======== Data to process ========

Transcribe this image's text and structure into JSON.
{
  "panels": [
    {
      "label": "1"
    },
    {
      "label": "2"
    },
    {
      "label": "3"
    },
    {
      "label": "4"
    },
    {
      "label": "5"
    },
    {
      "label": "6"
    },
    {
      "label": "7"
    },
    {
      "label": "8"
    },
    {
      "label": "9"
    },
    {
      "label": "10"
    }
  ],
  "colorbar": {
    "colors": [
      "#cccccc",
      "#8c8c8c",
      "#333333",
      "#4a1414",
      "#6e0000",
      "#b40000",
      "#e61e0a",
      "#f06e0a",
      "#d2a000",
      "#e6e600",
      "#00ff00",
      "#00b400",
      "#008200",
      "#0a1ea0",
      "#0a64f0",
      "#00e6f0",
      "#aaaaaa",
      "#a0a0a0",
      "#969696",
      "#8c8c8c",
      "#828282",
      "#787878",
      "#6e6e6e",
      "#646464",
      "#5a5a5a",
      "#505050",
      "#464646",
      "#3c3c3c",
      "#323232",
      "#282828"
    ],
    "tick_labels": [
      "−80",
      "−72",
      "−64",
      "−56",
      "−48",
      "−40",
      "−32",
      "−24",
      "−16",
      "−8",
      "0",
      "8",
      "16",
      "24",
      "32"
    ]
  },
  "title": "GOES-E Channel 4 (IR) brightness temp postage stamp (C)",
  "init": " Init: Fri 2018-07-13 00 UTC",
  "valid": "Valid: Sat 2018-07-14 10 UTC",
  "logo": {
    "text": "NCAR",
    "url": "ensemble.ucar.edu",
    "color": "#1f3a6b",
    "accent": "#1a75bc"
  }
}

========

Copy every line verbatim.

• Final answer
Transcribe this image's text and structure into JSON.
{
  "panels": [
    {
      "label": "1"
    },
    {
      "label": "2"
    },
    {
      "label": "3"
    },
    {
      "label": "4"
    },
    {
      "label": "5"
    },
    {
      "label": "6"
    },
    {
      "label": "7"
    },
    {
      "label": "8"
    },
    {
      "label": "9"
    },
    {
      "label": "10"
    }
  ],
  "colorbar": {
    "colors": [
      "#cccccc",
      "#8c8c8c",
      "#333333",
      "#4a1414",
      "#6e0000",
      "#b40000",
      "#e61e0a",
      "#f06e0a",
      "#d2a000",
      "#e6e600",
      "#00ff00",
      "#00b400",
      "#008200",
      "#0a1ea0",
      "#0a64f0",
      "#00e6f0",
      "#aaaaaa",
      "#a0a0a0",
      "#969696",
      "#8c8c8c",
      "#828282",
      "#787878",
      "#6e6e6e",
      "#646464",
      "#5a5a5a",
      "#505050",
      "#464646",
      "#3c3c3c",
      "#323232",
      "#282828"
    ],
    "tick_labels": [
      "−80",
      "−72",
      "−64",
      "−56",
      "−48",
      "−40",
      "−32",
      "−24",
      "−16",
      "−8",
      "0",
      "8",
      "16",
      "24",
      "32"
    ]
  },
  "title": "GOES-E Channel 4 (IR) brightness temp postage stamp (C)",
  "init": " Init: Fri 2018-07-13 00 UTC",
  "valid": "Valid: Sat 2018-07-14 10 UTC",
  "logo": {
    "text": "NCAR",
    "url": "ensemble.ucar.edu",
    "color": "#1f3a6b",
    "accent": "#1a75bc"
  }
}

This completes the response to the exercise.